START

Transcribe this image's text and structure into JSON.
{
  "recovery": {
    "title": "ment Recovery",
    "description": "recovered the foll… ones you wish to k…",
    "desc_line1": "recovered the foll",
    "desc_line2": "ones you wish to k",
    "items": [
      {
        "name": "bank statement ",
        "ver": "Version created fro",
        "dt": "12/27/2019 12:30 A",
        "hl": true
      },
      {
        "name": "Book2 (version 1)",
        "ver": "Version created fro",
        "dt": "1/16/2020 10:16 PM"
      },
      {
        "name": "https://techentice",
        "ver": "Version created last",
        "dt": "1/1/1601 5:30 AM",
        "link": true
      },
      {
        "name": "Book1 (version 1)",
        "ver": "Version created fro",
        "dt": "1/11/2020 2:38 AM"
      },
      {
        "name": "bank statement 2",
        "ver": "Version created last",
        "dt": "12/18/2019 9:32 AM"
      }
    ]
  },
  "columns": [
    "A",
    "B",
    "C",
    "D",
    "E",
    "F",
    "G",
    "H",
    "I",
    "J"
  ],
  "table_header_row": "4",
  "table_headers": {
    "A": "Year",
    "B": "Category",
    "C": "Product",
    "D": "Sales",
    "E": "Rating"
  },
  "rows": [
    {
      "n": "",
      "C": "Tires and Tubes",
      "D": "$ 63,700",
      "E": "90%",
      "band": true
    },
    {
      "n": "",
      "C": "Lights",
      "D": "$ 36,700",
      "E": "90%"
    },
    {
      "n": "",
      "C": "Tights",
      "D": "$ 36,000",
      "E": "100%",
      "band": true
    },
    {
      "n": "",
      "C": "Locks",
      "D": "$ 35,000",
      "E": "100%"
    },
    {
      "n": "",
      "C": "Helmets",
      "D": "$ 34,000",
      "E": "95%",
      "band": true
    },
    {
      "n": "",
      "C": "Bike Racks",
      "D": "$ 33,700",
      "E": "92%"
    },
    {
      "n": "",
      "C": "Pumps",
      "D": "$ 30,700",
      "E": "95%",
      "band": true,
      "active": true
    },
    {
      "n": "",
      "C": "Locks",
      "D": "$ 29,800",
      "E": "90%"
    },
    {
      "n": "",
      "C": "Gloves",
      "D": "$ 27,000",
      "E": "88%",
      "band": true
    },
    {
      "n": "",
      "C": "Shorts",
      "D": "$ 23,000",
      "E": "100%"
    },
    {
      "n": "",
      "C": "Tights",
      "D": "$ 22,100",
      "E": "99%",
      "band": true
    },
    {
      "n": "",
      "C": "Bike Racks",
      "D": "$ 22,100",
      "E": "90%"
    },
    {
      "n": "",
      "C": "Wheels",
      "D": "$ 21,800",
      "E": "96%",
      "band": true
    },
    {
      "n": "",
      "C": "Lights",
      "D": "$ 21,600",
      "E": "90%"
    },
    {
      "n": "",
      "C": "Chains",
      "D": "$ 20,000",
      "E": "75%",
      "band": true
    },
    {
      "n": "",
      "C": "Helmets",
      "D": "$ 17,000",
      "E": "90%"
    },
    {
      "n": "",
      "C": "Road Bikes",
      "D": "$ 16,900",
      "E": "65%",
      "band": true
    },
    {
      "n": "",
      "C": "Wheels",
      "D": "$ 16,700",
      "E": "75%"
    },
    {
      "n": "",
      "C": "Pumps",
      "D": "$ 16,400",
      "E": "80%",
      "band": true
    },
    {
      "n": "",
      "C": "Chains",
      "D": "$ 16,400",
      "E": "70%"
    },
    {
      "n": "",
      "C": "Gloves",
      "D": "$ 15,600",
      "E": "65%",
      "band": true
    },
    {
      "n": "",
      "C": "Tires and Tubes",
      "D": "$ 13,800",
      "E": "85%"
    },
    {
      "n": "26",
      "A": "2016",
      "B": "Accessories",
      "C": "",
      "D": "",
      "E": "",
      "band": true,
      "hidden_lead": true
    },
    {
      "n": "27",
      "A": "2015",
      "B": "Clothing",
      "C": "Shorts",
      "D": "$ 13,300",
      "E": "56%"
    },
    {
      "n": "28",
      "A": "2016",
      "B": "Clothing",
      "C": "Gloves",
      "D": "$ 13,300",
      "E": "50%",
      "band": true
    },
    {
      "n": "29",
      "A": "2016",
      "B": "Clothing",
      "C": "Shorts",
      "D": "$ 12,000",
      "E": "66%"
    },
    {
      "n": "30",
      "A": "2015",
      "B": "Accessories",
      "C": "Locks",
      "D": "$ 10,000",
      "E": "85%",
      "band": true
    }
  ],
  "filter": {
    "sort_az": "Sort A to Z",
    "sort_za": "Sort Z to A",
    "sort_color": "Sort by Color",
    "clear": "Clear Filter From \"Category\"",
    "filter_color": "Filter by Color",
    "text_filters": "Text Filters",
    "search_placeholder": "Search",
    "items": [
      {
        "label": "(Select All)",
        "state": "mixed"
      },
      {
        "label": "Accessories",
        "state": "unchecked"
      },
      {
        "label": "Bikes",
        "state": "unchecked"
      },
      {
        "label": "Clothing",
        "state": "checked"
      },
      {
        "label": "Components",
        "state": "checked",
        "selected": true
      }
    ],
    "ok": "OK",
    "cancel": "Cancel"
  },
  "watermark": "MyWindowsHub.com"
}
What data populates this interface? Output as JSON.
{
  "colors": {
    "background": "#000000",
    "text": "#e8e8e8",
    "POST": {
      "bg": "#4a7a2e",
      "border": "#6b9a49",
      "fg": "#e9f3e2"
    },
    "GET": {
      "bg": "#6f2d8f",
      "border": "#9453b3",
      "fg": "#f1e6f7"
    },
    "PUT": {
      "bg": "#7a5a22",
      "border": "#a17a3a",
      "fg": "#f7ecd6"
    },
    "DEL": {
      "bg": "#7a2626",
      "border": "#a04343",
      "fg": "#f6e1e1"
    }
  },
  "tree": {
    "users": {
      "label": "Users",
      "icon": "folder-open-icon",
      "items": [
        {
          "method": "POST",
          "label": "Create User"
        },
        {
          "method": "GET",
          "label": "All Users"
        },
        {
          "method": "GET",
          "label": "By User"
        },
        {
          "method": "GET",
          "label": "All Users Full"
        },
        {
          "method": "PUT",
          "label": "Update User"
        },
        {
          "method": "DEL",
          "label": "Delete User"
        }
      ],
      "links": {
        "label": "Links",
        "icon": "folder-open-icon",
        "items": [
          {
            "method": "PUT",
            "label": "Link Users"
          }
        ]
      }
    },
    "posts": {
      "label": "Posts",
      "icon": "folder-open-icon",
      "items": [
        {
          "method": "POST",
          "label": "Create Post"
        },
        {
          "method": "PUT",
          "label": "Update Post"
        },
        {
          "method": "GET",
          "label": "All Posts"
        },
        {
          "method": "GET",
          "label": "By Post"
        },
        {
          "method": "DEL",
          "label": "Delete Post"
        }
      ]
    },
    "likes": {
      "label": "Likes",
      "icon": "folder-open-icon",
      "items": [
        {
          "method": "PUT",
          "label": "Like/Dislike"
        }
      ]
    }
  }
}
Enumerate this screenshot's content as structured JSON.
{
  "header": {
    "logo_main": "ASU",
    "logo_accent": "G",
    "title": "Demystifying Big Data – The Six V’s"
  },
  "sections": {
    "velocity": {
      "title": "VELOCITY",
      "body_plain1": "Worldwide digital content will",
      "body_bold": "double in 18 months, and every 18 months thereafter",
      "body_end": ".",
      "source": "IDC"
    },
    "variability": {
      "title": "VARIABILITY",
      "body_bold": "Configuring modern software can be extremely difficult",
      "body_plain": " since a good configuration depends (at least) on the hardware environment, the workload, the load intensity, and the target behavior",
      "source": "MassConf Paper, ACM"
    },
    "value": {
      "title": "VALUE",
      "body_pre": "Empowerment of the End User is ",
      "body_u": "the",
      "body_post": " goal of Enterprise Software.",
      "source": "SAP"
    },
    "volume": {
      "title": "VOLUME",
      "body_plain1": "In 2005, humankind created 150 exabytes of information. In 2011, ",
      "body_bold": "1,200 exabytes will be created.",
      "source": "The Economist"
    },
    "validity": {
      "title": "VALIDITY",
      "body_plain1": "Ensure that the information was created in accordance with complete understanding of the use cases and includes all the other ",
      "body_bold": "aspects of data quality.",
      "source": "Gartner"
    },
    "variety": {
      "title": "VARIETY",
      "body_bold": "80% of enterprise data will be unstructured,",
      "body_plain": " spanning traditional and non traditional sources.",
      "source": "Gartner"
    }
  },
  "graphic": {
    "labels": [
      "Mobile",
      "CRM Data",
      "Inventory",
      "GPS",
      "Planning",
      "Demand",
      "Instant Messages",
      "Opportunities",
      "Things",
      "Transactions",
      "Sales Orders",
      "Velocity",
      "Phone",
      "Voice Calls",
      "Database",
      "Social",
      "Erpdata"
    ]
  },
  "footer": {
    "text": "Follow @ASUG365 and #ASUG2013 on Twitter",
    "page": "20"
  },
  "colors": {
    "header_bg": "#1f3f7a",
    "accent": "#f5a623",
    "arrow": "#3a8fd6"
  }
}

END

● Aim of the exercise:
Say how many lines above hold the word "title", giving only the count.

● Answer for the task:
8